Would you buy a house that smelled like cat pee...

Nope we looked at ahouse that was the perfect floorplan but needed updating and smelled of cat urine in the basement. Passed the 1st time. it went to forclosure because they couldn't sell. A builder bought and did it up fabulous but could not get the smell out of the basement. He tried everything including sealing the concrete the smell stayed. It ended up being on the market for over 2 years and he dropped $200,000 off asking price it sold for even less than that. He sold for about $20,000 more than he paid but he put in new kitchen TOL w/ granite, baths, windows, roof, doors, siding, electrical,furnace but the smell couldn't be overlooked. So we passed the 2nd time as well.

:eek: Wow, that's crazy.
 
Unless the house was free and I was going to tear it down. Otherwise no. I would not buy any home that stunk of animal or smoke.
 
When we were last looking at houses - it was in an area where there has been flooding in the past. We could always count on DS (who isn't shy at all) to holler "It STINKS in here"! The realtor finally stopped showing us homes with any smell.
 
That's an easy one-Never. If it had been an easy fix, they would have taken care of it.

I'm a cat owner. I am extremely sensitive to cat smells. I scoop the box 1-2x a day.....and I've sold, oh, 6 homes in the past. I just won't allow any home to develop any odor. Never know when we're going to get transferred.

Cat smells are simple to prevent...but once they are allowed to stay, hard to get rid of. :goodvibes
 

Yes, if I could get a substantial reduction that would cover the cost of mitigating the odor. When anyone replaces carpeting, they should replace the padding anyway, because after a time it looses it effectiveness. Subflooring can be roller painted with Kilnz (sp) to seal the odor in. It is effectively an oil based sealant. Same should be true of cement.


We bought our current house in 2004. It REEEEEKED of cat urine. It was DH's aunts house and she let her cats/dog use the DINING ROOM as a litter box. We got the house SUPER cheap (wonder why) otherwise we wouldn't have bought it.

* Required task: For each statement, say whether it agrees with the discussion about buying a house that smells of cat urine. Answer yes or no, and quote the words from the discussion that decide it. 1. The builder sold the house for about $20,000 more than he paid. 2. Sealing the concrete got rid of the smell in the basement. 3. The poster who bought a house in 2004 would have bought it even without a low price. The records come from a source unrelated to the discussion about buying a house that smells of cat urine.

* Extracted entries:
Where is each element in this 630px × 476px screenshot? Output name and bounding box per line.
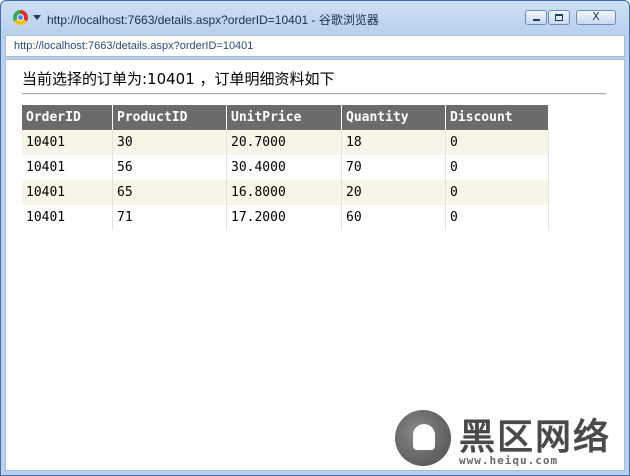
cell-orderid: 10401 (22, 205, 113, 230)
minimize-button[interactable] (525, 10, 547, 25)
maximize-button[interactable] (548, 10, 570, 25)
cell-quantity: 60 (341, 205, 446, 230)
cell-quantity: 70 (341, 155, 446, 180)
column-header-quantity: Quantity (341, 105, 446, 130)
table-row: 10401 65 16.8000 20 0 (22, 180, 549, 205)
address-bar[interactable]: http://localhost:7663/details.aspx?order… (5, 35, 625, 57)
cell-productid: 56 (112, 155, 227, 180)
cell-discount: 0 (445, 130, 549, 155)
cell-orderid: 10401 (22, 180, 113, 205)
column-header-unitprice: UnitPrice (226, 105, 342, 130)
watermark-logo-icon (395, 410, 451, 466)
column-header-discount: Discount (445, 105, 549, 130)
watermark-url: www.heiqu.com (459, 454, 559, 467)
browser-window: http://localhost:7663/details.aspx?order… (0, 0, 630, 476)
cell-unitprice: 20.7000 (226, 130, 342, 155)
chrome-icon[interactable] (13, 10, 28, 25)
maximize-icon (555, 14, 563, 21)
close-icon: X (592, 10, 600, 23)
column-header-productid: ProductID (112, 105, 227, 130)
cell-orderid: 10401 (22, 155, 113, 180)
cell-productid: 65 (112, 180, 227, 205)
cell-unitprice: 17.2000 (226, 205, 342, 230)
table-row: 10401 56 30.4000 70 0 (22, 155, 549, 180)
cell-discount: 0 (445, 155, 549, 180)
order-details-table: OrderID ProductID UnitPrice Quantity Dis… (22, 105, 549, 230)
cell-orderid: 10401 (22, 130, 113, 155)
table-row: 10401 30 20.7000 18 0 (22, 130, 549, 155)
cell-quantity: 18 (341, 130, 446, 155)
cell-unitprice: 30.4000 (226, 155, 342, 180)
cell-unitprice: 16.8000 (226, 180, 342, 205)
column-header-orderid: OrderID (22, 105, 113, 130)
cell-productid: 30 (112, 130, 227, 155)
table-row: 10401 71 17.2000 60 0 (22, 205, 549, 230)
minimize-icon (533, 19, 540, 21)
cell-discount: 0 (445, 205, 549, 230)
page-heading: 当前选择的订单为:10401 ，订单明细资料如下 (22, 70, 335, 88)
watermark-name: 黑区网络 (459, 417, 612, 458)
table-header-row: OrderID ProductID UnitPrice Quantity Dis… (22, 105, 549, 130)
cell-quantity: 20 (341, 180, 446, 205)
watermark: 黑区网络 www.heiqu.com (395, 406, 625, 472)
cell-productid: 71 (112, 205, 227, 230)
url-text[interactable]: http://localhost:7663/details.aspx?order… (14, 40, 253, 52)
title-bar[interactable]: http://localhost:7663/details.aspx?order… (1, 1, 629, 35)
close-button[interactable]: X (576, 10, 616, 25)
window-title: http://localhost:7663/details.aspx?order… (47, 13, 379, 27)
dropdown-arrow-icon[interactable] (33, 15, 41, 20)
horizontal-rule (22, 93, 606, 95)
cell-discount: 0 (445, 180, 549, 205)
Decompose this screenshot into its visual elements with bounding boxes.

* Completed task:
1. Yes: "He sold for about $20,000 more than he paid"
2. No: "He tried everything including sealing the concrete the smell stayed."
3. No: "We got the house SUPER cheap (wonder why) otherwise we wouldn't have bought it."